DATA SHOWN:
┏━━

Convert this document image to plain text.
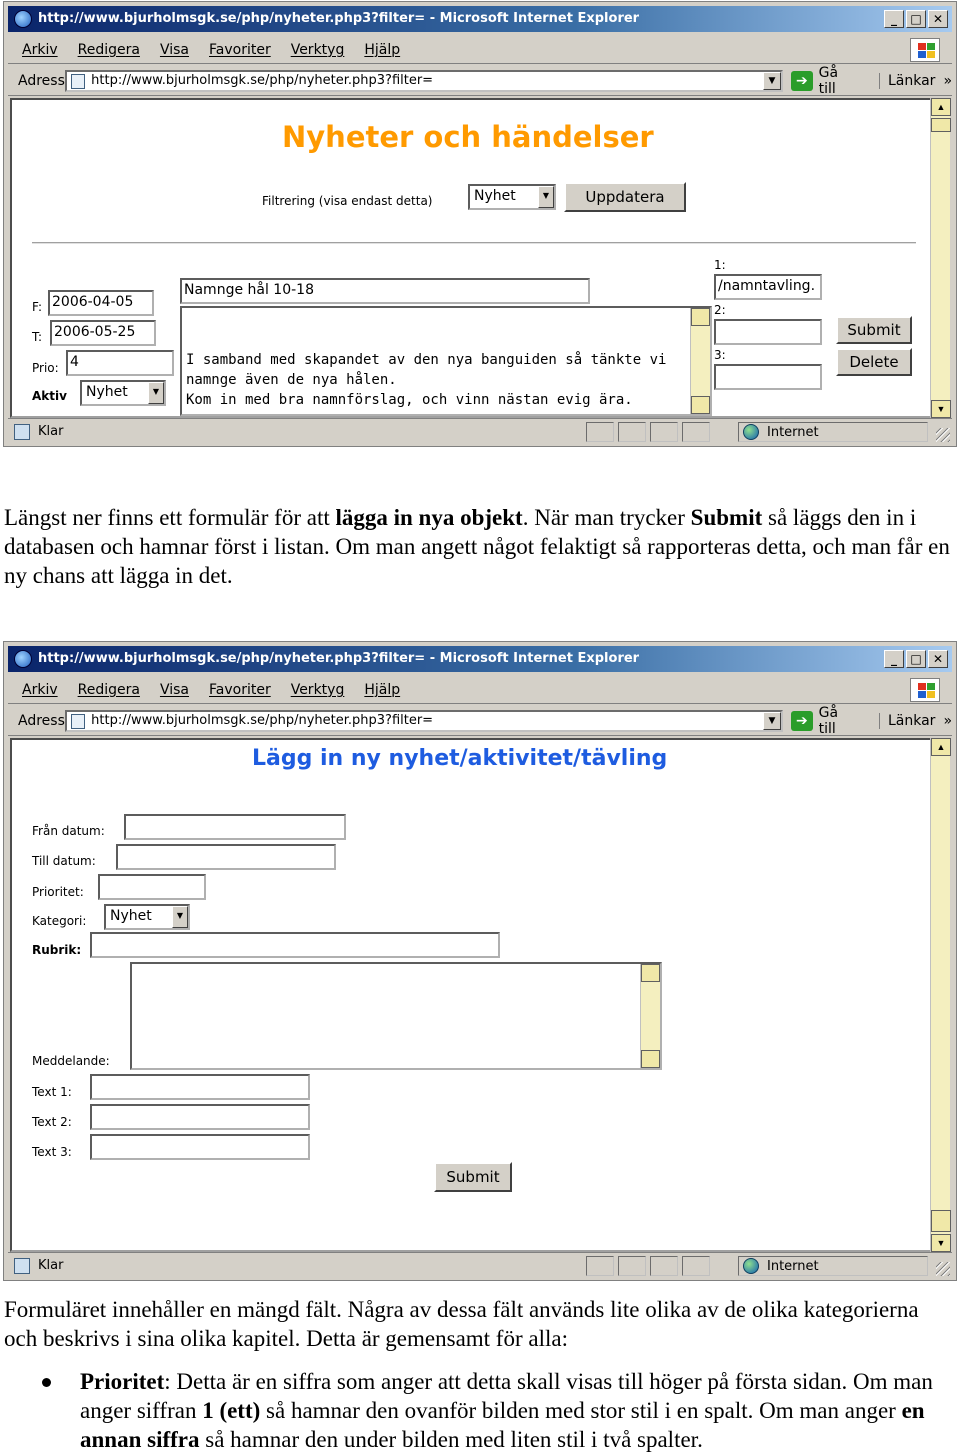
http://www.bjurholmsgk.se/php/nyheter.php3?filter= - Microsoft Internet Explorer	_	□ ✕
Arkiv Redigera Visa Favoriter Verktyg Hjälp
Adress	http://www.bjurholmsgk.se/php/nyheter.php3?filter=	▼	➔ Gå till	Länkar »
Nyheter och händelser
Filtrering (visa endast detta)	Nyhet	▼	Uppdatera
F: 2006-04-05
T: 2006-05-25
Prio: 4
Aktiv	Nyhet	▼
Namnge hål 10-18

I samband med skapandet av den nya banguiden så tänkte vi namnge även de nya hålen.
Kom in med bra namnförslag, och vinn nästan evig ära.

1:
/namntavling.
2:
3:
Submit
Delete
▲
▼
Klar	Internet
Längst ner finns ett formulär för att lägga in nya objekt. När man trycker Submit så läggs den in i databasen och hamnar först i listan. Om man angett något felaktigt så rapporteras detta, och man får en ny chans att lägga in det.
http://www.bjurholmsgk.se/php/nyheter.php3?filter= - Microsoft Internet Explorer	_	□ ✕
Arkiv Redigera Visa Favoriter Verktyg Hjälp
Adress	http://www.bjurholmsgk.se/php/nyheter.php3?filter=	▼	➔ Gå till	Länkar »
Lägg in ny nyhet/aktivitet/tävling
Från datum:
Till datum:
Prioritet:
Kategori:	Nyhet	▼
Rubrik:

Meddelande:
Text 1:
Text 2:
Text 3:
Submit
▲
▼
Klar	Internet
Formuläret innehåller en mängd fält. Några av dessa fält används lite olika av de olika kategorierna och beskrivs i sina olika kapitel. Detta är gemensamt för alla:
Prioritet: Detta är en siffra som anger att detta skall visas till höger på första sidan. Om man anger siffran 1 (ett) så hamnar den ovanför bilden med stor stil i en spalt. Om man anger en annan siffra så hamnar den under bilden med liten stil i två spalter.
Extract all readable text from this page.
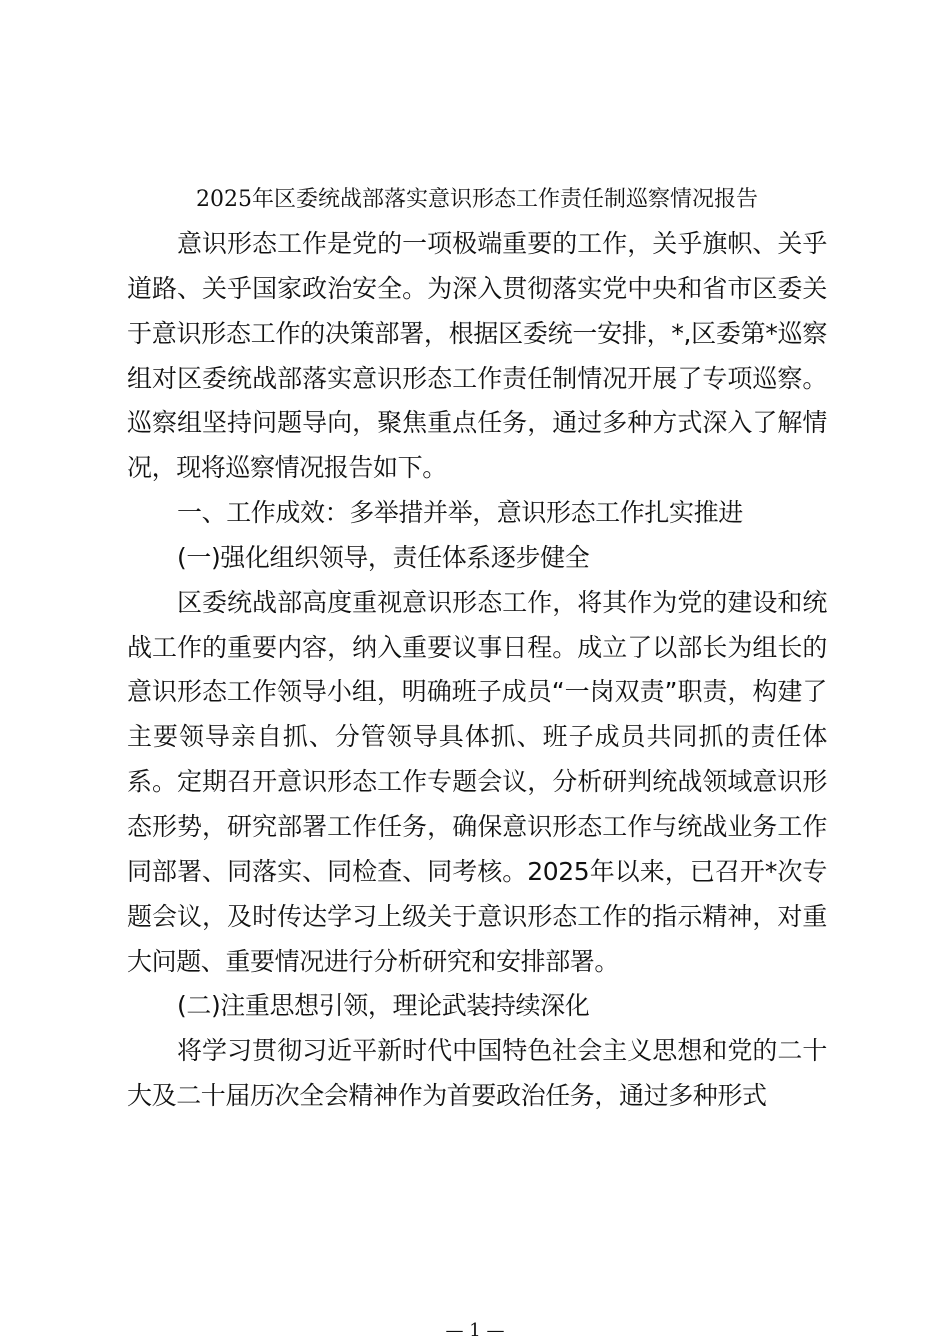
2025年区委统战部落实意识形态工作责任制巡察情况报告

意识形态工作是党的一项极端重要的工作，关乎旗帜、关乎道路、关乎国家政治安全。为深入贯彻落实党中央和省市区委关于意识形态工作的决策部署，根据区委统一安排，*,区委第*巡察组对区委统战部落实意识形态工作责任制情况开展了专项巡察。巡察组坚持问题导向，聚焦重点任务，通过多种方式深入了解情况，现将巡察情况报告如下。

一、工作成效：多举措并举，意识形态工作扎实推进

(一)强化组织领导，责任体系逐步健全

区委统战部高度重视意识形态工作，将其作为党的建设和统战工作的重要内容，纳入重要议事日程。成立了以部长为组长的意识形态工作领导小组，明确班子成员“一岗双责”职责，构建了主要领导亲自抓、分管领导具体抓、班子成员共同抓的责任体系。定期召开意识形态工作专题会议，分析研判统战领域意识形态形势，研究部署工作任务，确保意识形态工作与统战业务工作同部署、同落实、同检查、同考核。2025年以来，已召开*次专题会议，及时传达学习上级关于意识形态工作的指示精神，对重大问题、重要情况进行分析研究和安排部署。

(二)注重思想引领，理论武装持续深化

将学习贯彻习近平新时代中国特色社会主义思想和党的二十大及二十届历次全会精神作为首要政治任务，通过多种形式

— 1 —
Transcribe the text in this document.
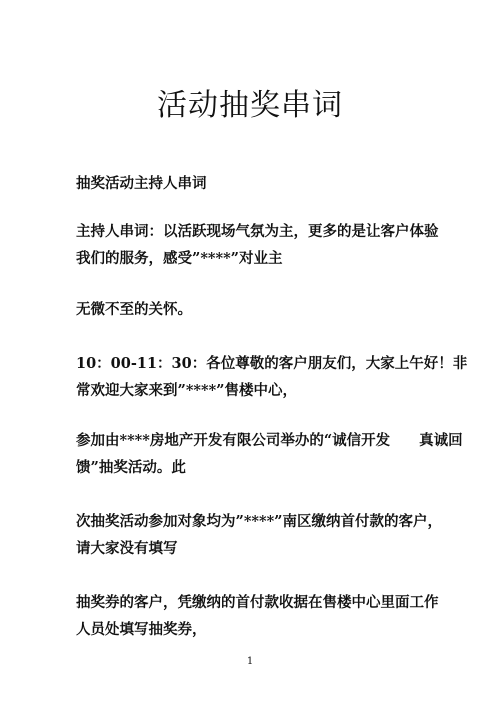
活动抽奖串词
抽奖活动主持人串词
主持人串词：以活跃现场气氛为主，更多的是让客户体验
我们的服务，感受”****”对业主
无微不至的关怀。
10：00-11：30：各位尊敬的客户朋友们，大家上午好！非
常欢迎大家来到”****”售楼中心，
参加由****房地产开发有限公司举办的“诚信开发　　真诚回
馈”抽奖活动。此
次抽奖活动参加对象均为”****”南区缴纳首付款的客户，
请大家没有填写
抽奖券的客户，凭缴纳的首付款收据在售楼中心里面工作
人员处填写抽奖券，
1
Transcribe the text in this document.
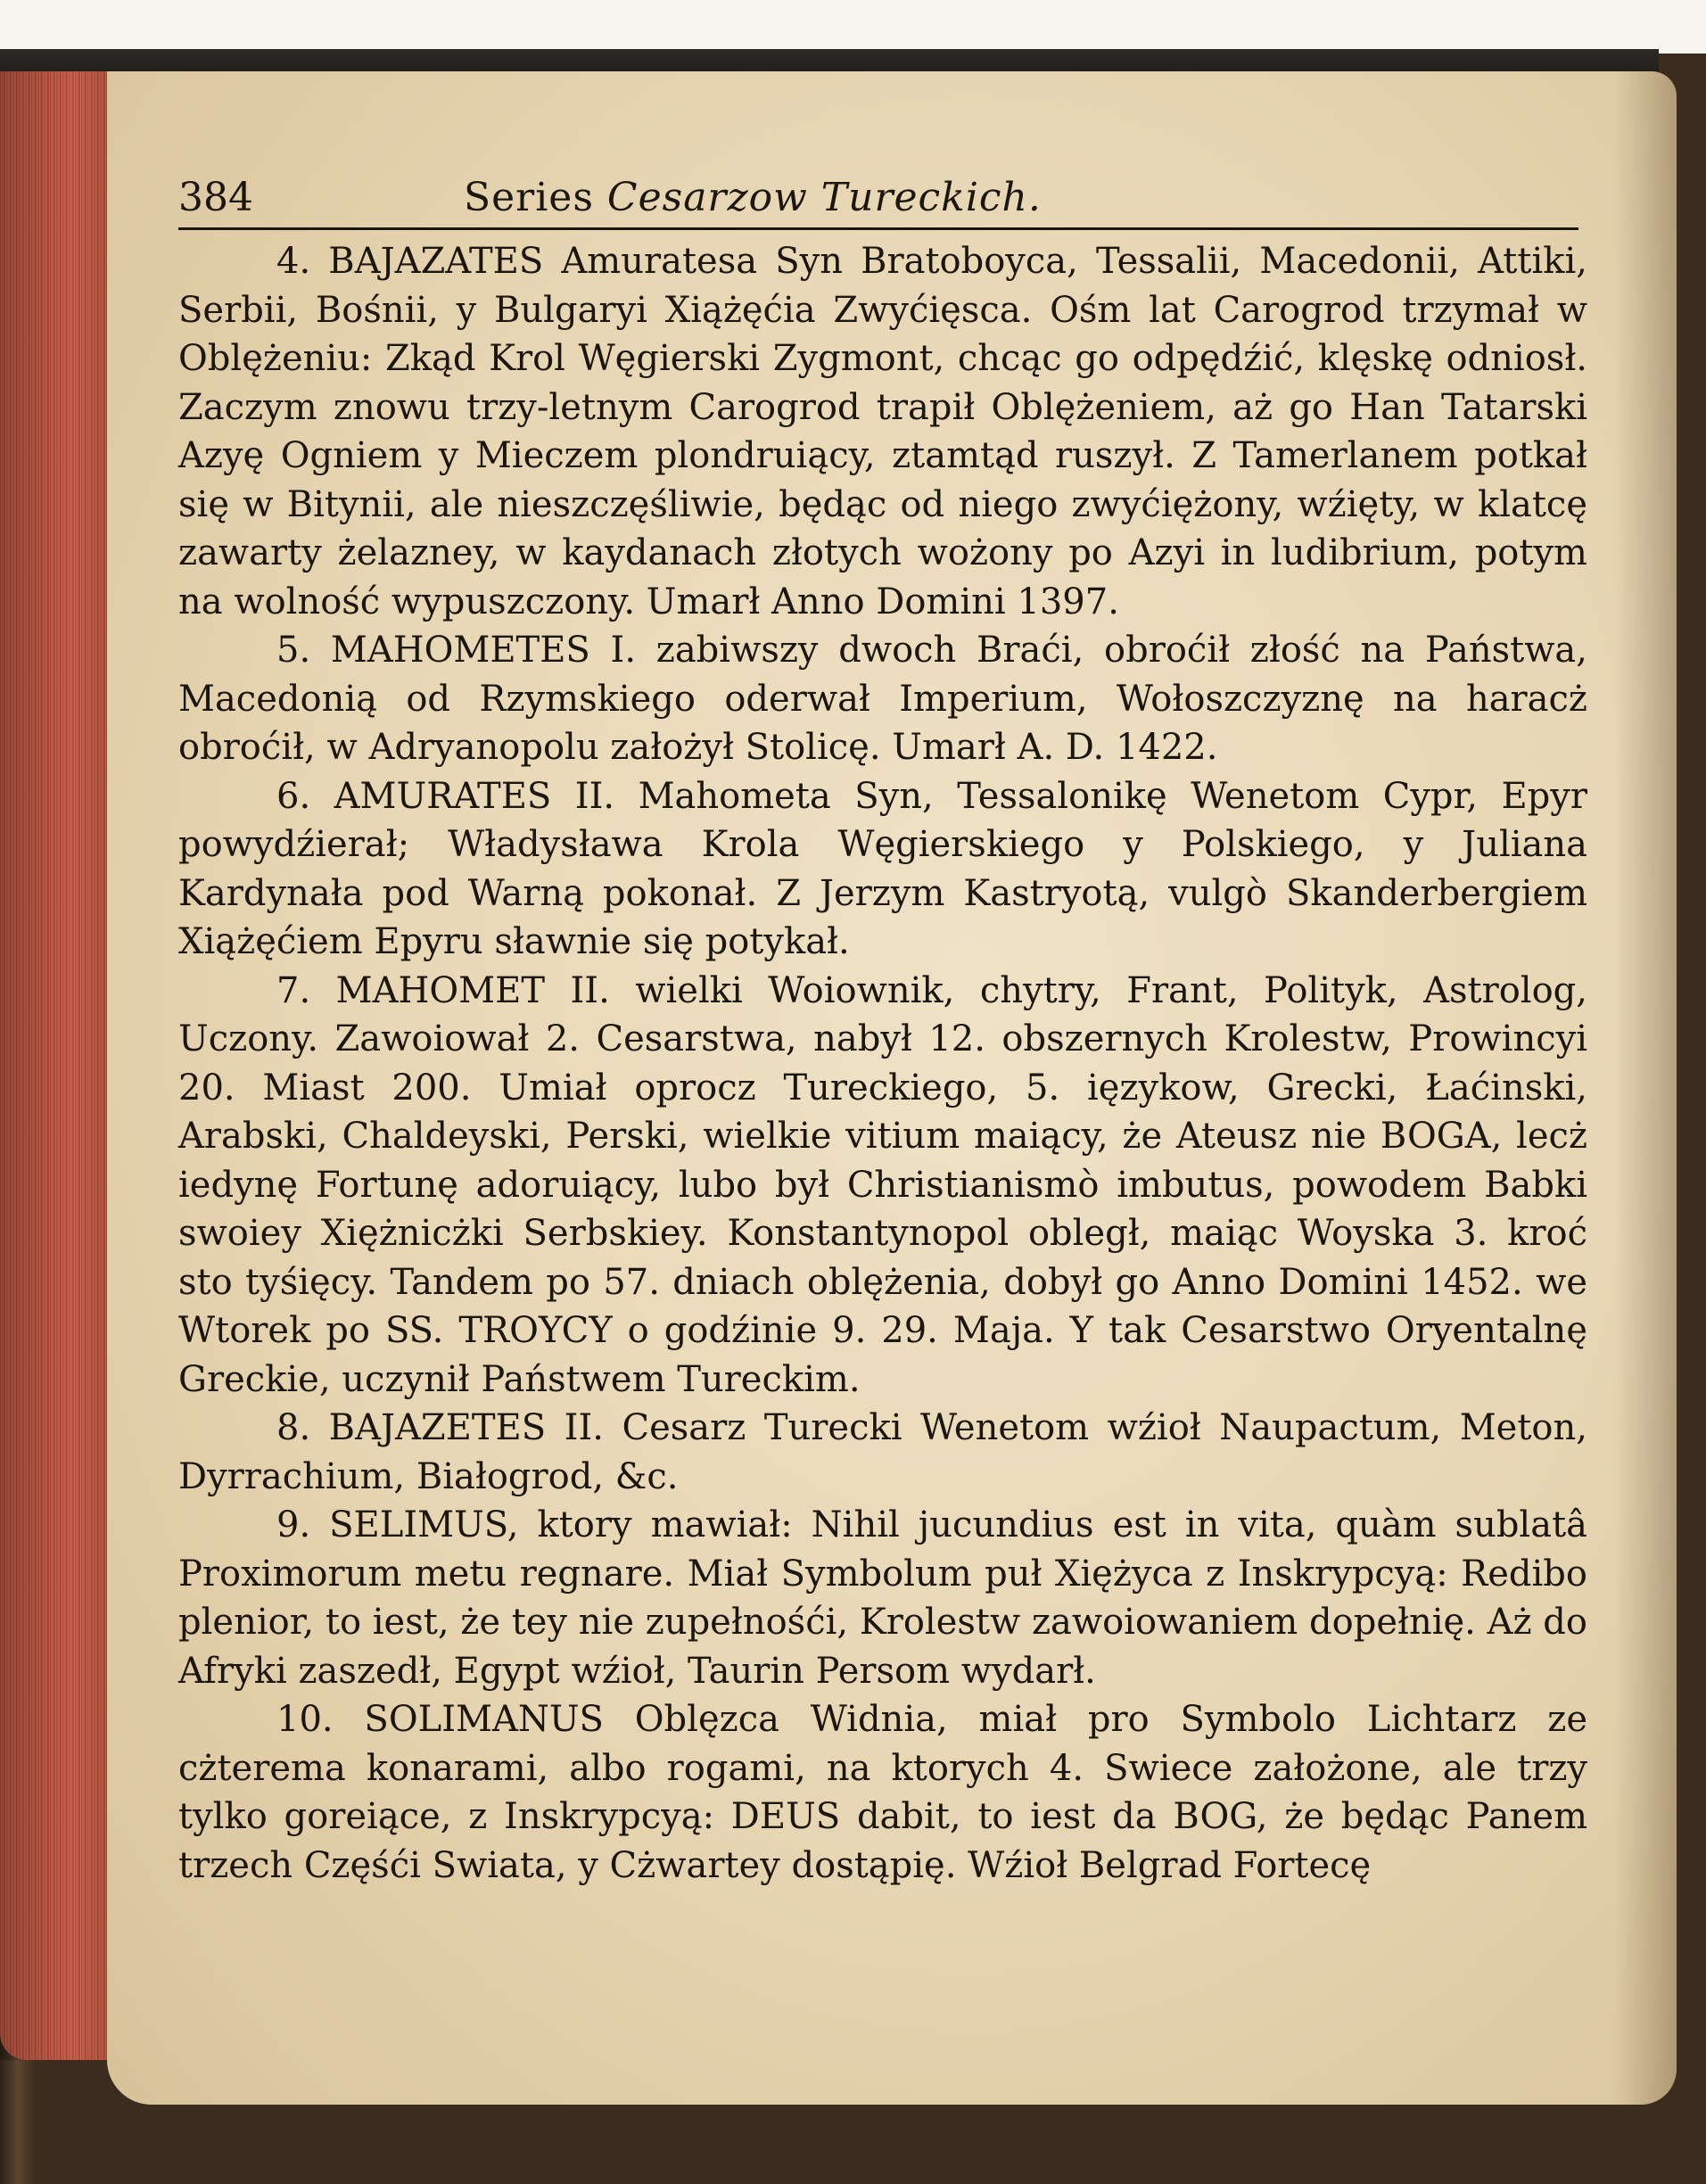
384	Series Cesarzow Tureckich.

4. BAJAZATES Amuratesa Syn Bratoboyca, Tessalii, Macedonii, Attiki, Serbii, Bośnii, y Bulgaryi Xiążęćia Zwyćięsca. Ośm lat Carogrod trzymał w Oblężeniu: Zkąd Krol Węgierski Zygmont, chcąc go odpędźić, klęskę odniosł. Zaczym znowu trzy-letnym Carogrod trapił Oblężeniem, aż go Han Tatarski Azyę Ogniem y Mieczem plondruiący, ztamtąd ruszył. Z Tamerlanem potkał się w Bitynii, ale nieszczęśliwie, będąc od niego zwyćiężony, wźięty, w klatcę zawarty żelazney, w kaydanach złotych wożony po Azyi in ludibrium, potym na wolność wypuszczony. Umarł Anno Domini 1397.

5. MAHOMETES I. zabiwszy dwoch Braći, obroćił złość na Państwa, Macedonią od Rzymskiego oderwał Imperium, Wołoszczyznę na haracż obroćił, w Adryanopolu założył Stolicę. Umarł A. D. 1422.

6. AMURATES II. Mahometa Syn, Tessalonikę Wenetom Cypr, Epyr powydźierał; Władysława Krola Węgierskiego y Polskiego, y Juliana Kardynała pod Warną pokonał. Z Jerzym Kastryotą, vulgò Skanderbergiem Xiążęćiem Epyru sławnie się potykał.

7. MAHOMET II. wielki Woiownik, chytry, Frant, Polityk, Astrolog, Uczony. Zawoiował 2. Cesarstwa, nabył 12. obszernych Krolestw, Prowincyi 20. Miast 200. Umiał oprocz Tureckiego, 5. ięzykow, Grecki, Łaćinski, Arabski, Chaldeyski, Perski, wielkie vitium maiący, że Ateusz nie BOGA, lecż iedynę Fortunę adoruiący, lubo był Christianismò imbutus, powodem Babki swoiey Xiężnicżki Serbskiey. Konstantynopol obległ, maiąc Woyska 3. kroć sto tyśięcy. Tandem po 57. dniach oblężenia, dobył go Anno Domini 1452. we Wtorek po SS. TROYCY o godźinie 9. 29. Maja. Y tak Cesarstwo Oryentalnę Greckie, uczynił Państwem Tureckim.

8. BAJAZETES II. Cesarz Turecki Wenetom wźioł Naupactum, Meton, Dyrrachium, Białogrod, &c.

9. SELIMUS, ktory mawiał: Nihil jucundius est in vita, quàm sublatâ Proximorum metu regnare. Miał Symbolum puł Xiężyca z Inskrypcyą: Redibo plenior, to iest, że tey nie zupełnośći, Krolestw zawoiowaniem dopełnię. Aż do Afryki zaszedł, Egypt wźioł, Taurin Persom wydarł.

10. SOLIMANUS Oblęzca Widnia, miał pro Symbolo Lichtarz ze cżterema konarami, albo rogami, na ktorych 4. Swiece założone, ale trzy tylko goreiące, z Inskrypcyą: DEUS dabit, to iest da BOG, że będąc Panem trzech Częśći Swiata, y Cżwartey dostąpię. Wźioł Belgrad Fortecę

┗━━

TASK BRIEF: Which lines of the data above contain "Prioritet"? Copy each one.

RESULT:
Prioritet:
Prioritet: Detta är en siffra som anger att detta skall visas till höger på första sidan. Om man anger siffran 1 (ett) så hamnar den ovanför bilden med stor stil i en spalt. Om man anger en annan siffra så hamnar den under bilden med liten stil i två spalter.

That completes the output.